-------- Extracted data --------

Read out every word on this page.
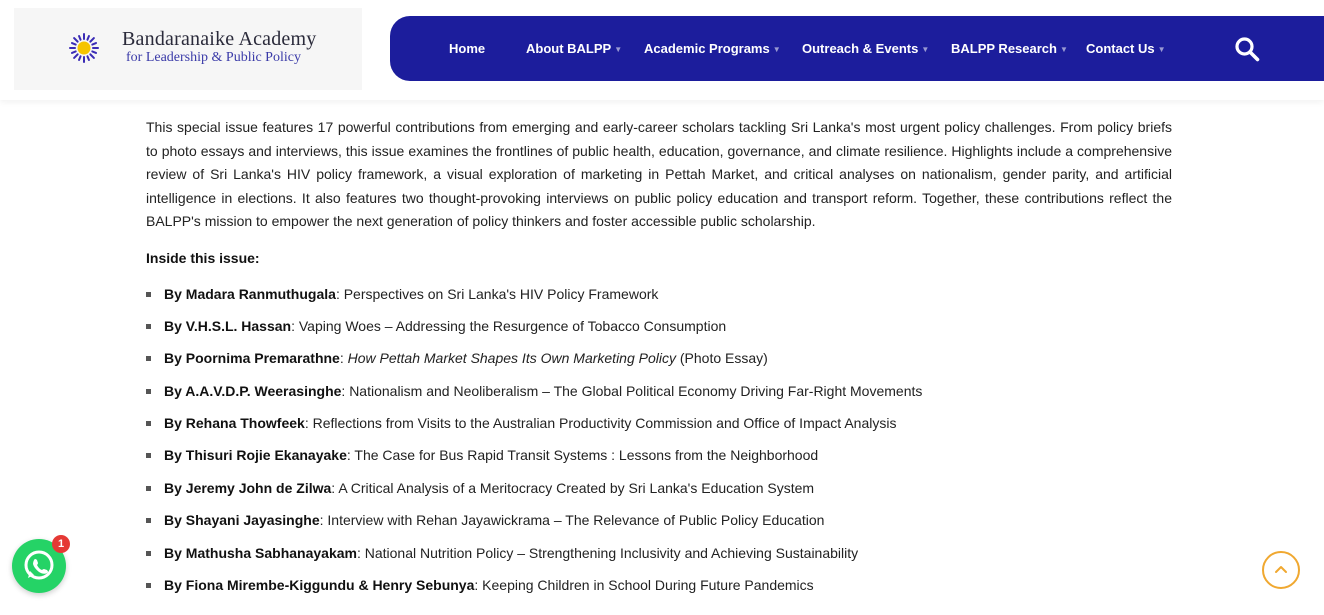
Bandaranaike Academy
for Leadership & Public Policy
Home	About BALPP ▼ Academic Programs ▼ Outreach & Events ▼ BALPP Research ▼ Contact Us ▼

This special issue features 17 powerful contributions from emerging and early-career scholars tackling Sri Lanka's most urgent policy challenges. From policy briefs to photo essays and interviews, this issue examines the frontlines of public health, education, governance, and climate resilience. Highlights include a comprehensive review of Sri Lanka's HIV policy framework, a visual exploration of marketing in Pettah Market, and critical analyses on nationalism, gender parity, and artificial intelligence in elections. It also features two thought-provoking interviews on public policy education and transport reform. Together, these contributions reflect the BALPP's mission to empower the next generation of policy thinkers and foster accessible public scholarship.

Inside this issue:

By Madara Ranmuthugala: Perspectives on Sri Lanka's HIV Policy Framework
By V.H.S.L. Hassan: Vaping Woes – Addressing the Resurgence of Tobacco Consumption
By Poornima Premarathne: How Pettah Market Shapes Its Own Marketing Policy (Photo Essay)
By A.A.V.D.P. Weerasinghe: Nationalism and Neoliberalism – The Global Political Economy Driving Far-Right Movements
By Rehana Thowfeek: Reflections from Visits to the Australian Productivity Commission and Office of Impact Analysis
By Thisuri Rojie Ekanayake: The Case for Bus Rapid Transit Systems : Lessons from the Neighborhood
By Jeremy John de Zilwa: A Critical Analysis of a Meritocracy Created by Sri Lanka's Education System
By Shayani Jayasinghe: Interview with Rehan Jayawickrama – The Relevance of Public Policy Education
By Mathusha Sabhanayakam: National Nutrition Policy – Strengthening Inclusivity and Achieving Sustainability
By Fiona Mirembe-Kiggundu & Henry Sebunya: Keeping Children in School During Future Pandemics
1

--------
-------- Extracted data --------

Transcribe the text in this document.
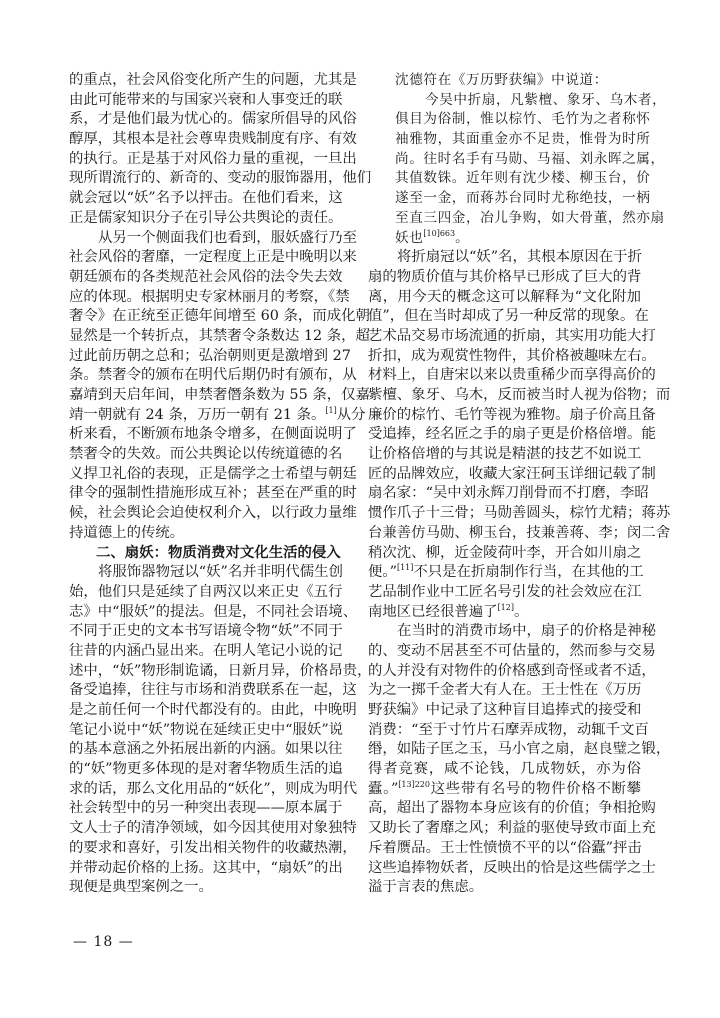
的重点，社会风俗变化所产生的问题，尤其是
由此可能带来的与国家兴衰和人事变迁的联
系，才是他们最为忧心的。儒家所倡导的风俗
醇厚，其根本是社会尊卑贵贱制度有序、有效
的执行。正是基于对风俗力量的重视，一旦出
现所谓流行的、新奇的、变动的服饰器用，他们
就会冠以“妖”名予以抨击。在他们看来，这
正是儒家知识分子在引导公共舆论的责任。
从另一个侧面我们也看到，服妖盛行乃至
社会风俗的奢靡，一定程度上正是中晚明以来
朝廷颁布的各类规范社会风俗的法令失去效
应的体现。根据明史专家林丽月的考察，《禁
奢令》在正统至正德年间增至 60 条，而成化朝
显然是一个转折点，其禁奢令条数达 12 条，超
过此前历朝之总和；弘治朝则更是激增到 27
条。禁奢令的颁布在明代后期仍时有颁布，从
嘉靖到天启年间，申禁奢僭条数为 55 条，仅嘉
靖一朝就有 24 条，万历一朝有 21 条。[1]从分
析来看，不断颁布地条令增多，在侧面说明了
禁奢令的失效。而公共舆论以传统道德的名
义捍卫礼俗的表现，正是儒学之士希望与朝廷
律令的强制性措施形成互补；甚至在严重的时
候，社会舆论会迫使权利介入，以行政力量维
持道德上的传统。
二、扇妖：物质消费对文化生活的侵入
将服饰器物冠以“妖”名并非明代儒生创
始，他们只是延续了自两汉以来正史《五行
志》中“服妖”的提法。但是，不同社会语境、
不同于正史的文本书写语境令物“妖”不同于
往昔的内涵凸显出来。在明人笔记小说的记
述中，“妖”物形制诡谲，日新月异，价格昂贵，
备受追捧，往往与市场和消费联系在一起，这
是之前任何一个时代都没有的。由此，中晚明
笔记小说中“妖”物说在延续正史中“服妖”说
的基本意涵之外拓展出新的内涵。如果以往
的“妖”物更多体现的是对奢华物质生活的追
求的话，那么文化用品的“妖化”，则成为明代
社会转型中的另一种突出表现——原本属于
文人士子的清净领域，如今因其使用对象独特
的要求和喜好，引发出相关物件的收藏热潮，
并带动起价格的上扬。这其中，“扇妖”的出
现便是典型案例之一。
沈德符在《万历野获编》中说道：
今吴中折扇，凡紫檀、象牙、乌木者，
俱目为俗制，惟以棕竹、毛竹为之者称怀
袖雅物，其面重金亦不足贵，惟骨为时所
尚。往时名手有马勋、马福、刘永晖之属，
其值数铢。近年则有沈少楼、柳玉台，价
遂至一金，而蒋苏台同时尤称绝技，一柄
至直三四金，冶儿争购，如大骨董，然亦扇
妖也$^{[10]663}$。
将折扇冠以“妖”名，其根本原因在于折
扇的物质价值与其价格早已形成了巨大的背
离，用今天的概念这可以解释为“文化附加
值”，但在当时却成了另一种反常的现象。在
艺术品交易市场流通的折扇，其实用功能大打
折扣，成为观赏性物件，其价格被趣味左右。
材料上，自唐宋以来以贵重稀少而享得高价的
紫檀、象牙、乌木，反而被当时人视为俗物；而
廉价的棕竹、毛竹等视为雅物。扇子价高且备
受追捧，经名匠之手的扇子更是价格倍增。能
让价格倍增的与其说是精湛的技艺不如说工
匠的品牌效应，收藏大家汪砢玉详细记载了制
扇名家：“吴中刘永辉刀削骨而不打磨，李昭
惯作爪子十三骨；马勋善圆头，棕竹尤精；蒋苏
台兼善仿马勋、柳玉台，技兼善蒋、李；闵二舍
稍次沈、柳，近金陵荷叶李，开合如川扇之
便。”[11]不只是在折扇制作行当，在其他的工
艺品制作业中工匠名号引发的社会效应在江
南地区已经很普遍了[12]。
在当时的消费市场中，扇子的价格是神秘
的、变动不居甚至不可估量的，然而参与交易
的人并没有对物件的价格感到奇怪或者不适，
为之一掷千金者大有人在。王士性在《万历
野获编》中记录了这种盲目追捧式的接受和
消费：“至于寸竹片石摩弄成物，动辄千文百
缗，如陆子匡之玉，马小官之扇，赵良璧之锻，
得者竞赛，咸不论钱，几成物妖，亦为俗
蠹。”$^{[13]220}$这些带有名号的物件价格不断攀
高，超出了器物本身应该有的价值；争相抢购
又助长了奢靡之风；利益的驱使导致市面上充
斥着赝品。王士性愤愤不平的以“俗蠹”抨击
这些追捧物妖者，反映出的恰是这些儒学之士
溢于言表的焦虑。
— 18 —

--------

- **Given exercise**
Report every line containing the word "Pettah" from the listing above.

- **Completed exercise**
This special issue features 17 powerful contributions from emerging and early-career scholars tackling Sri Lanka's most urgent policy challenges. From policy briefs to photo essays and interviews, this issue examines the frontlines of public health, education, governance, and climate resilience. Highlights include a comprehensive review of Sri Lanka's HIV policy framework, a visual exploration of marketing in Pettah Market, and critical analyses on nationalism, gender parity, and artificial intelligence in elections. It also features two thought-provoking interviews on public policy education and transport reform. Together, these contributions reflect the BALPP's mission to empower the next generation of policy thinkers and foster accessible public scholarship.
By Poornima Premarathne: How Pettah Market Shapes Its Own Marketing Policy (Photo Essay)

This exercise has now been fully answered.